#### [Brief]
Reproduce the records below exactly as given.

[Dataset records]
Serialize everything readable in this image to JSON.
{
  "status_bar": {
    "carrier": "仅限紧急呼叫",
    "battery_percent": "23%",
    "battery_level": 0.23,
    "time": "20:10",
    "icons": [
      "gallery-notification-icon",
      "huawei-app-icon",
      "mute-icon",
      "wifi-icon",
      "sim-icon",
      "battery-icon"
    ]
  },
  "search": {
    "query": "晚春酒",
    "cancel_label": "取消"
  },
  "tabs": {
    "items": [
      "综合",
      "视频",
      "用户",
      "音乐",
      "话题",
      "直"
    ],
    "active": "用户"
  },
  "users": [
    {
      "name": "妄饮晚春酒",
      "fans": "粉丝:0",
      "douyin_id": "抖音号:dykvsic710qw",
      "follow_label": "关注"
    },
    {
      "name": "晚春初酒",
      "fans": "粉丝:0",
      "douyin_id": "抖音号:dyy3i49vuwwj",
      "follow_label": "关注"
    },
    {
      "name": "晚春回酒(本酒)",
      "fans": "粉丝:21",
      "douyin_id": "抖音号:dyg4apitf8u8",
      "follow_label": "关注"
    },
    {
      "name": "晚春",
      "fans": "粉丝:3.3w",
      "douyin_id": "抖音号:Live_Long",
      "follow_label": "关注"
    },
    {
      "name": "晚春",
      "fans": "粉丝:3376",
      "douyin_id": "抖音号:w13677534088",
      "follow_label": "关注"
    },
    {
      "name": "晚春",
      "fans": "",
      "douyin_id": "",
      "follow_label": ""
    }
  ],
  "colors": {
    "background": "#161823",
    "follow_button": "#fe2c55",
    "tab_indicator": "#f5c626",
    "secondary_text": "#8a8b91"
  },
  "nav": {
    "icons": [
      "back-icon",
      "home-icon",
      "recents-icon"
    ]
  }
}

#### [Task answer]
Serialize everything readable in this image to JSON.
{
  "status_bar": {
    "carrier": "仅限紧急呼叫",
    "battery_percent": "23%",
    "battery_level": 0.23,
    "time": "20:10",
    "icons": [
      "gallery-notification-icon",
      "huawei-app-icon",
      "mute-icon",
      "wifi-icon",
      "sim-icon",
      "battery-icon"
    ]
  },
  "search": {
    "query": "晚春酒",
    "cancel_label": "取消"
  },
  "tabs": {
    "items": [
      "综合",
      "视频",
      "用户",
      "音乐",
      "话题",
      "直"
    ],
    "active": "用户"
  },
  "users": [
    {
      "name": "妄饮晚春酒",
      "fans": "粉丝:0",
      "douyin_id": "抖音号:dykvsic710qw",
      "follow_label": "关注"
    },
    {
      "name": "晚春初酒",
      "fans": "粉丝:0",
      "douyin_id": "抖音号:dyy3i49vuwwj",
      "follow_label": "关注"
    },
    {
      "name": "晚春回酒(本酒)",
      "fans": "粉丝:21",
      "douyin_id": "抖音号:dyg4apitf8u8",
      "follow_label": "关注"
    },
    {
      "name": "晚春",
      "fans": "粉丝:3.3w",
      "douyin_id": "抖音号:Live_Long",
      "follow_label": "关注"
    },
    {
      "name": "晚春",
      "fans": "粉丝:3376",
      "douyin_id": "抖音号:w13677534088",
      "follow_label": "关注"
    },
    {
      "name": "晚春",
      "fans": "",
      "douyin_id": "",
      "follow_label": ""
    }
  ],
  "colors": {
    "background": "#161823",
    "follow_button": "#fe2c55",
    "tab_indicator": "#f5c626",
    "secondary_text": "#8a8b91"
  },
  "nav": {
    "icons": [
      "back-icon",
      "home-icon",
      "recents-icon"
    ]
  }
}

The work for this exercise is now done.